## begin
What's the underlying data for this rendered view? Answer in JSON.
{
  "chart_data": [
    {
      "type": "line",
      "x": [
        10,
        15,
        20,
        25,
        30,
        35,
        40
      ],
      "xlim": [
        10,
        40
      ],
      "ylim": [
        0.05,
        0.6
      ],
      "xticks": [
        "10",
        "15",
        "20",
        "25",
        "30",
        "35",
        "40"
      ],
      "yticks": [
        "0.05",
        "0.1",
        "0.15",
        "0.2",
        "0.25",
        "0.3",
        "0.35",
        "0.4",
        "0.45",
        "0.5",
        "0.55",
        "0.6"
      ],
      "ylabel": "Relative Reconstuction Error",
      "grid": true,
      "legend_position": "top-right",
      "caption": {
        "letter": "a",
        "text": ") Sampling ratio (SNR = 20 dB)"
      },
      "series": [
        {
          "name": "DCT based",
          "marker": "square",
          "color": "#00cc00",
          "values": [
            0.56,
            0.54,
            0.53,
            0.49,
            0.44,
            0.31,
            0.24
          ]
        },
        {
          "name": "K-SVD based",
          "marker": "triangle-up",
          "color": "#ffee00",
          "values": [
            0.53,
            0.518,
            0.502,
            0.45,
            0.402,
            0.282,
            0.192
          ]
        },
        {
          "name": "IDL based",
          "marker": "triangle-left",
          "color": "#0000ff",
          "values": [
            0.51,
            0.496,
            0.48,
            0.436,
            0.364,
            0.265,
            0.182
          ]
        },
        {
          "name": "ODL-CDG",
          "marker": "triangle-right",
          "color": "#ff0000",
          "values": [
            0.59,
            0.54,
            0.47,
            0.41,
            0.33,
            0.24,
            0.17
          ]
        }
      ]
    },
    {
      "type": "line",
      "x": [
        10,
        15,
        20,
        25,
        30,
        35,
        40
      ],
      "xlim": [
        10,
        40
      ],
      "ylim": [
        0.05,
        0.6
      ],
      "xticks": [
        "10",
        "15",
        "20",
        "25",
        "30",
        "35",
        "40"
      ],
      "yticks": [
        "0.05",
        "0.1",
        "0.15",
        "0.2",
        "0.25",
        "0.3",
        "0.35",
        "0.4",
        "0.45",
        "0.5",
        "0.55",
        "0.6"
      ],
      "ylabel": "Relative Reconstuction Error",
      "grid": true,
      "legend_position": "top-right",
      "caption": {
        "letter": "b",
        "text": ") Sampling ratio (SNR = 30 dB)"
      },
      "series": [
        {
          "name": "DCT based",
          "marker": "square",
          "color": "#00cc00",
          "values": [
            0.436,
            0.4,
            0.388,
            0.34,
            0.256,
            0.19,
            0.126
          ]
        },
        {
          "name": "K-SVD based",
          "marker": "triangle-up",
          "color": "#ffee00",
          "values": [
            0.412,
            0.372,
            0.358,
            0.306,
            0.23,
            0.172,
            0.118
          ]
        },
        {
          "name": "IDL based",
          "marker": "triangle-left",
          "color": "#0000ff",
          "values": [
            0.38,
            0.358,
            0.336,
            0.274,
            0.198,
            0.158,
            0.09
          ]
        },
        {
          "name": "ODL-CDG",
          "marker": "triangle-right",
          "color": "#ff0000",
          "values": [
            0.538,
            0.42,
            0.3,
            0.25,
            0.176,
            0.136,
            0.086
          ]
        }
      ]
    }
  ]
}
## end
Transcribe every line of the data, exactly as it stands.

What's the underlying data for this rendered view? Answer in JSON.
{
  "chart_data": [
    {
      "type": "line",
      "x": [
        10,
        15,
        20,
        25,
        30,
        35,
        40
      ],
      "xlim": [
        10,
        40
      ],
      "ylim": [
        0.05,
        0.6
      ],
      "xticks": [
        "10",
        "15",
        "20",
        "25",
        "30",
        "35",
        "40"
      ],
      "yticks": [
        "0.05",
        "0.1",
        "0.15",
        "0.2",
        "0.25",
        "0.3",
        "0.35",
        "0.4",
        "0.45",
        "0.5",
        "0.55",
        "0.6"
      ],
      "ylabel": "Relative Reconstuction Error",
      "grid": true,
      "legend_position": "top-right",
      "caption": {
        "letter": "a",
        "text": ") Sampling ratio (SNR = 20 dB)"
      },
      "series": [
        {
          "name": "DCT based",
          "marker": "square",
          "color": "#00cc00",
          "values": [
            0.56,
            0.54,
            0.53,
            0.49,
            0.44,
            0.31,
            0.24
          ]
        },
        {
          "name": "K-SVD based",
          "marker": "triangle-up",
          "color": "#ffee00",
          "values": [
            0.53,
            0.518,
            0.502,
            0.45,
            0.402,
            0.282,
            0.192
          ]
        },
        {
          "name": "IDL based",
          "marker": "triangle-left",
          "color": "#0000ff",
          "values": [
            0.51,
            0.496,
            0.48,
            0.436,
            0.364,
            0.265,
            0.182
          ]
        },
        {
          "name": "ODL-CDG",
          "marker": "triangle-right",
          "color": "#ff0000",
          "values": [
            0.59,
            0.54,
            0.47,
            0.41,
            0.33,
            0.24,
            0.17
          ]
        }
      ]
    },
    {
      "type": "line",
      "x": [
        10,
        15,
        20,
        25,
        30,
        35,
        40
      ],
      "xlim": [
        10,
        40
      ],
      "ylim": [
        0.05,
        0.6
      ],
      "xticks": [
        "10",
        "15",
        "20",
        "25",
        "30",
        "35",
        "40"
      ],
      "yticks": [
        "0.05",
        "0.1",
        "0.15",
        "0.2",
        "0.25",
        "0.3",
        "0.35",
        "0.4",
        "0.45",
        "0.5",
        "0.55",
        "0.6"
      ],
      "ylabel": "Relative Reconstuction Error",
      "grid": true,
      "legend_position": "top-right",
      "caption": {
        "letter": "b",
        "text": ") Sampling ratio (SNR = 30 dB)"
      },
      "series": [
        {
          "name": "DCT based",
          "marker": "square",
          "color": "#00cc00",
          "values": [
            0.436,
            0.4,
            0.388,
            0.34,
            0.256,
            0.19,
            0.126
          ]
        },
        {
          "name": "K-SVD based",
          "marker": "triangle-up",
          "color": "#ffee00",
          "values": [
            0.412,
            0.372,
            0.358,
            0.306,
            0.23,
            0.172,
            0.118
          ]
        },
        {
          "name": "IDL based",
          "marker": "triangle-left",
          "color": "#0000ff",
          "values": [
            0.38,
            0.358,
            0.336,
            0.274,
            0.198,
            0.158,
            0.09
          ]
        },
        {
          "name": "ODL-CDG",
          "marker": "triangle-right",
          "color": "#ff0000",
          "values": [
            0.538,
            0.42,
            0.3,
            0.25,
            0.176,
            0.136,
            0.086
          ]
        }
      ]
    }
  ]
}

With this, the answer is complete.